* Start TASK INPUTS *
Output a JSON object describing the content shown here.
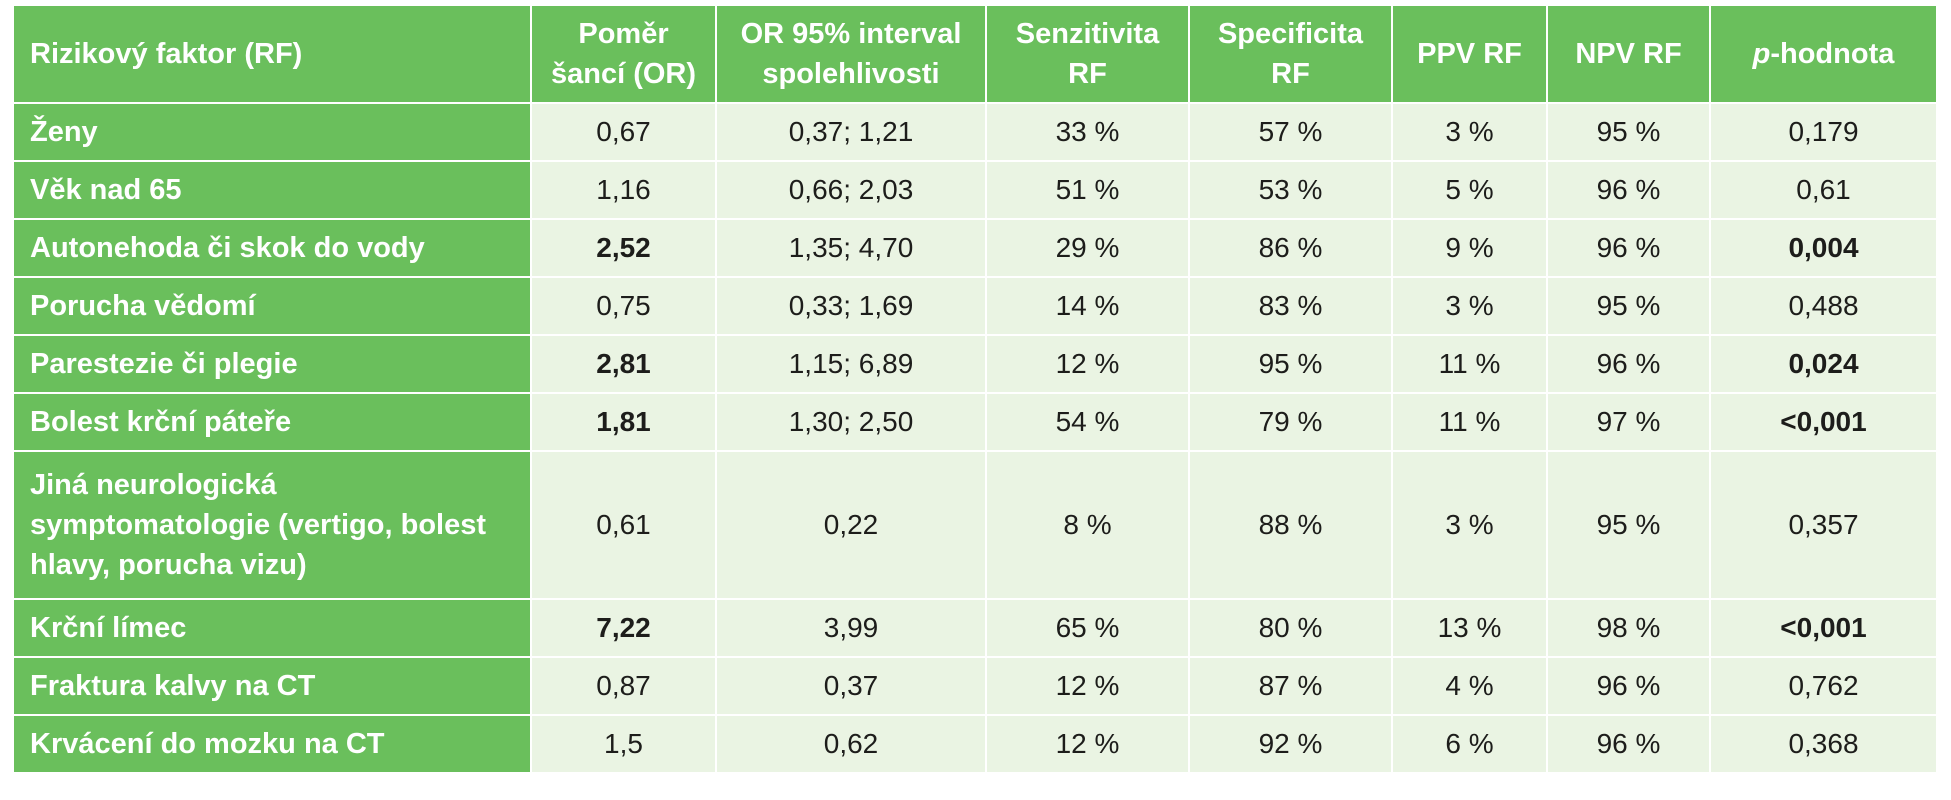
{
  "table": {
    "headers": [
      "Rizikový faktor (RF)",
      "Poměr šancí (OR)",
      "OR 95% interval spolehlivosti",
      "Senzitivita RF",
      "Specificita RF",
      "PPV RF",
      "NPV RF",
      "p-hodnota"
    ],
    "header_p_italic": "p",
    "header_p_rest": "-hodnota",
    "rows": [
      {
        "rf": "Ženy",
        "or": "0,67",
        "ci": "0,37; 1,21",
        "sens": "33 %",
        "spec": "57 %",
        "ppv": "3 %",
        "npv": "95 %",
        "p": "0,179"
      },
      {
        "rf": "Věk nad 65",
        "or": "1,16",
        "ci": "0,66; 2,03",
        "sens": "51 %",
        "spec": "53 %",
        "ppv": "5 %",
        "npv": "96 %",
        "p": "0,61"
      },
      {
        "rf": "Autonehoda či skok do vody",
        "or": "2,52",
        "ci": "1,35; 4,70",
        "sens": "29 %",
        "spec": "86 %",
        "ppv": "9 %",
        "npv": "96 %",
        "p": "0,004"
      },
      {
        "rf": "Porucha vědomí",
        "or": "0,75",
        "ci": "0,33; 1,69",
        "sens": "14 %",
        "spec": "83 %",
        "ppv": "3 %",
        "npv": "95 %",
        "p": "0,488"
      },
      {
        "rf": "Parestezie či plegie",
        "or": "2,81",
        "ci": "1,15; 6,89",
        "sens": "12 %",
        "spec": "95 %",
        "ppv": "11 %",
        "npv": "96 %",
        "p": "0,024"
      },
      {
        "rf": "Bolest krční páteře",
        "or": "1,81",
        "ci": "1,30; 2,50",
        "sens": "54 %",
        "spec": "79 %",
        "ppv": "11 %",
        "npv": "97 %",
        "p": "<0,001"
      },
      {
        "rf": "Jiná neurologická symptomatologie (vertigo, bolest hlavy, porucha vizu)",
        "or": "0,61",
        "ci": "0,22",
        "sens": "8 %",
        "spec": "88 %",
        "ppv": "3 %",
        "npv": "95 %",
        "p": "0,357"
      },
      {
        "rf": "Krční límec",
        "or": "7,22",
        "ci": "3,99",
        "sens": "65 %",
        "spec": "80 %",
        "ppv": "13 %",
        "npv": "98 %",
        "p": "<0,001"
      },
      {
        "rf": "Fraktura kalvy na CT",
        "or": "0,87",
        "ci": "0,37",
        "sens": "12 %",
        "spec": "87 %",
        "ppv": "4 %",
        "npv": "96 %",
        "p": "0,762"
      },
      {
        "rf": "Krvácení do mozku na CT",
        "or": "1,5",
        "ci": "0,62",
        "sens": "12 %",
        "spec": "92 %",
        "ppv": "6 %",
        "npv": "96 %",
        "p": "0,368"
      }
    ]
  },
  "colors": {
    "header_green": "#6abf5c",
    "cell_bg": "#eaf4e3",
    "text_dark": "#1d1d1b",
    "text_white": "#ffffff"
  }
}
* End TASK INPUTS *
* Start TASK INPUTS *
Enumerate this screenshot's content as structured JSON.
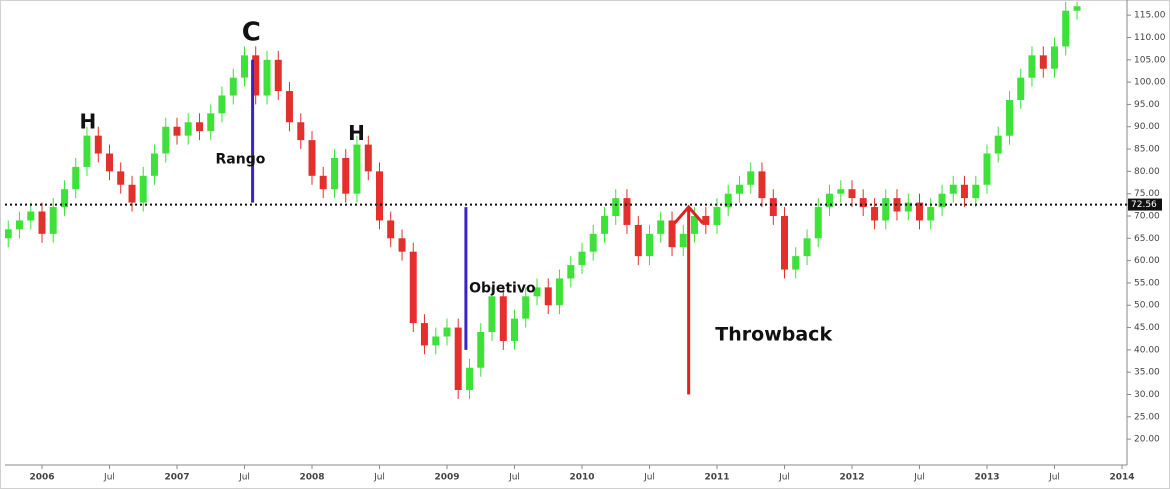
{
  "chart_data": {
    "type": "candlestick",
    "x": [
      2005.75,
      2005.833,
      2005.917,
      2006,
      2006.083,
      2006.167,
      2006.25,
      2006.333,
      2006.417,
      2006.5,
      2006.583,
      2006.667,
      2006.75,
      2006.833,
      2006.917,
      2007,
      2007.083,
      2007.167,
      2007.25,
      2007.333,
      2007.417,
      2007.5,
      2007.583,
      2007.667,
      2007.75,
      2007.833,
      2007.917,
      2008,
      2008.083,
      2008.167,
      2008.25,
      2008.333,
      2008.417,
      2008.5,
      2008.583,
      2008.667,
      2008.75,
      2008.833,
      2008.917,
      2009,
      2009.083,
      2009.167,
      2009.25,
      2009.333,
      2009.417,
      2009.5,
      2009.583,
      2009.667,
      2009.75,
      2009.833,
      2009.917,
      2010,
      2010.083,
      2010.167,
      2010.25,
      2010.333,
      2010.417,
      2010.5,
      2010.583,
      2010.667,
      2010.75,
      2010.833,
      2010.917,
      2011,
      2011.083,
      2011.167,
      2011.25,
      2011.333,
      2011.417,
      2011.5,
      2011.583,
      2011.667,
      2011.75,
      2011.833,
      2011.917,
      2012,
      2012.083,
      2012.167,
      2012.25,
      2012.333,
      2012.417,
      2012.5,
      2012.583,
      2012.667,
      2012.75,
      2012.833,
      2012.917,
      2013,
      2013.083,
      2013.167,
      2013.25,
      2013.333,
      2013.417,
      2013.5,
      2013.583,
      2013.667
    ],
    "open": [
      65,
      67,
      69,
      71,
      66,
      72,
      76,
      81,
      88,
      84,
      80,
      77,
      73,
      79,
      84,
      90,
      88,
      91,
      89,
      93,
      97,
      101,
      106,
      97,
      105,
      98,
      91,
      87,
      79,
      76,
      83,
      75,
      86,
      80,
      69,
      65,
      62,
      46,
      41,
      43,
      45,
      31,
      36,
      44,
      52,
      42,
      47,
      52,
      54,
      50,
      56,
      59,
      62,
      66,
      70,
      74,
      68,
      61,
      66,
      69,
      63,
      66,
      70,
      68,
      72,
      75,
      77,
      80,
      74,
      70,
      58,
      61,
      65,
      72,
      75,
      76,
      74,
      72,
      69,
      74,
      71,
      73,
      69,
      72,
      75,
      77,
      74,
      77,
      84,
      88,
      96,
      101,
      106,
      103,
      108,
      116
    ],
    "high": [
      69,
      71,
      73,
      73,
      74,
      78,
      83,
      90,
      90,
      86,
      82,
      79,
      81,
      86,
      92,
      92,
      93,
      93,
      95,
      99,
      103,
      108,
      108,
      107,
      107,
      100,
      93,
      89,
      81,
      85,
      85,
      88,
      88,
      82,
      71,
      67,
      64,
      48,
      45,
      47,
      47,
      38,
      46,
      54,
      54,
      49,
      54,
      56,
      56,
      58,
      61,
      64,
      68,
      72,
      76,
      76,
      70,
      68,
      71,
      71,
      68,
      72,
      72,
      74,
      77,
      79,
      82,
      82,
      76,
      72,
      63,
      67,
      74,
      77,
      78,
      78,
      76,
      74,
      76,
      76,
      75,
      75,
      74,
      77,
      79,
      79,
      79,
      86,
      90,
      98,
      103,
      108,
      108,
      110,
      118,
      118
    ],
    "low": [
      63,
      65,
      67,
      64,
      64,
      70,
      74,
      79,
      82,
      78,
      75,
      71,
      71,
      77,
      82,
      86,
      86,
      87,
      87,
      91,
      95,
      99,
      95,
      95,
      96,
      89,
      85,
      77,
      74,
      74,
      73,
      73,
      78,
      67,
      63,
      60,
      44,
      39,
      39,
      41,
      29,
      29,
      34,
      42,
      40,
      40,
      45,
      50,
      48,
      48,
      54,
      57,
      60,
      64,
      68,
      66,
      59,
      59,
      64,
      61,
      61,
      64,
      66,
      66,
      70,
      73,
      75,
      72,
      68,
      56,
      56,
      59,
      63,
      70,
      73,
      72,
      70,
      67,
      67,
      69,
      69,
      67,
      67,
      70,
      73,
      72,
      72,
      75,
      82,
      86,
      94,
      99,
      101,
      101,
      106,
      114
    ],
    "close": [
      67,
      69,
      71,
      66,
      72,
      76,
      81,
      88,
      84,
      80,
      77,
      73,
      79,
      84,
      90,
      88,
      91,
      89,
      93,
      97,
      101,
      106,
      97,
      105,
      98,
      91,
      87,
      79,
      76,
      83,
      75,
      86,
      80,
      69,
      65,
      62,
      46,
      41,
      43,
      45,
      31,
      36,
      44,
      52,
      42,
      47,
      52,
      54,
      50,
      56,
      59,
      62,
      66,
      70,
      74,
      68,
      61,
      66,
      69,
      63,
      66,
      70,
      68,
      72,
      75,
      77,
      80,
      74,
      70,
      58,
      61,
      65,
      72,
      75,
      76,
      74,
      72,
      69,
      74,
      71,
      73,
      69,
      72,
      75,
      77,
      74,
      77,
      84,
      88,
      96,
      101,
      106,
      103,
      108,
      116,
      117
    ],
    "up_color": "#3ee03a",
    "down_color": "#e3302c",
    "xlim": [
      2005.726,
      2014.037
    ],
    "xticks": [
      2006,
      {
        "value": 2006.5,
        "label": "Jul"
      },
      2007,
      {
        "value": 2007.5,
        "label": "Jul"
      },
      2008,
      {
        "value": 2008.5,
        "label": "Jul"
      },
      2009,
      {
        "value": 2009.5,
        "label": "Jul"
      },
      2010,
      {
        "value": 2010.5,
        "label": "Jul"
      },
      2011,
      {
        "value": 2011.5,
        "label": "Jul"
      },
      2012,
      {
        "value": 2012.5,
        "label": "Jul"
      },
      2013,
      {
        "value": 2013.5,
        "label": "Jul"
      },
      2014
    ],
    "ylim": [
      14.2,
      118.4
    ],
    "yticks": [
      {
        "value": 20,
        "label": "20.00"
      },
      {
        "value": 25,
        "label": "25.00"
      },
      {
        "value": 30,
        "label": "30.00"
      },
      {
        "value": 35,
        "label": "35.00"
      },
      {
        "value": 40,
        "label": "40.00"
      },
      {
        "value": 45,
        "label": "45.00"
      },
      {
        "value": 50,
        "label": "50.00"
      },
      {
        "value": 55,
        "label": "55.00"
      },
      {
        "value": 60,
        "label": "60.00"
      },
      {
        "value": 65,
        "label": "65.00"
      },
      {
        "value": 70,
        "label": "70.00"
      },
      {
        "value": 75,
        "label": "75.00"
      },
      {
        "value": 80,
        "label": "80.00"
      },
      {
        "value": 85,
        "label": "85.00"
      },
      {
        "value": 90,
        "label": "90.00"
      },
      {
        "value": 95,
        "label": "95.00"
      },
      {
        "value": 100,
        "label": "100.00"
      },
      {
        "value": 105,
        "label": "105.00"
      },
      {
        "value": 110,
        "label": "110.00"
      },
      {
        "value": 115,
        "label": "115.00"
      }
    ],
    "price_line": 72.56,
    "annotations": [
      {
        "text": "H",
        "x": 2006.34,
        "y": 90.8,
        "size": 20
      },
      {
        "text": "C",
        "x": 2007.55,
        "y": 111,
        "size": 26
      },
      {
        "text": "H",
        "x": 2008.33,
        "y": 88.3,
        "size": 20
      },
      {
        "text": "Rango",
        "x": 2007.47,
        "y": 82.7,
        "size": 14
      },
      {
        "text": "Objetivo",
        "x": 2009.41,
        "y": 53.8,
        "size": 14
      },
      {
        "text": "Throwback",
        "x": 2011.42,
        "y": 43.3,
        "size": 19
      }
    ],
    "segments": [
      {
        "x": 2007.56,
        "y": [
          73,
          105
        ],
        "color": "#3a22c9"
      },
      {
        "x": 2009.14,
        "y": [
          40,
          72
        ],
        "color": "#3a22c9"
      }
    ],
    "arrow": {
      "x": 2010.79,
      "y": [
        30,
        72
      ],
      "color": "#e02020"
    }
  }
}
* End TASK INPUTS *
PROBLEM: Across the records, count the lines holding the string "JSON". Give the number and stop.

RESULT OF THE EXERCISE: 2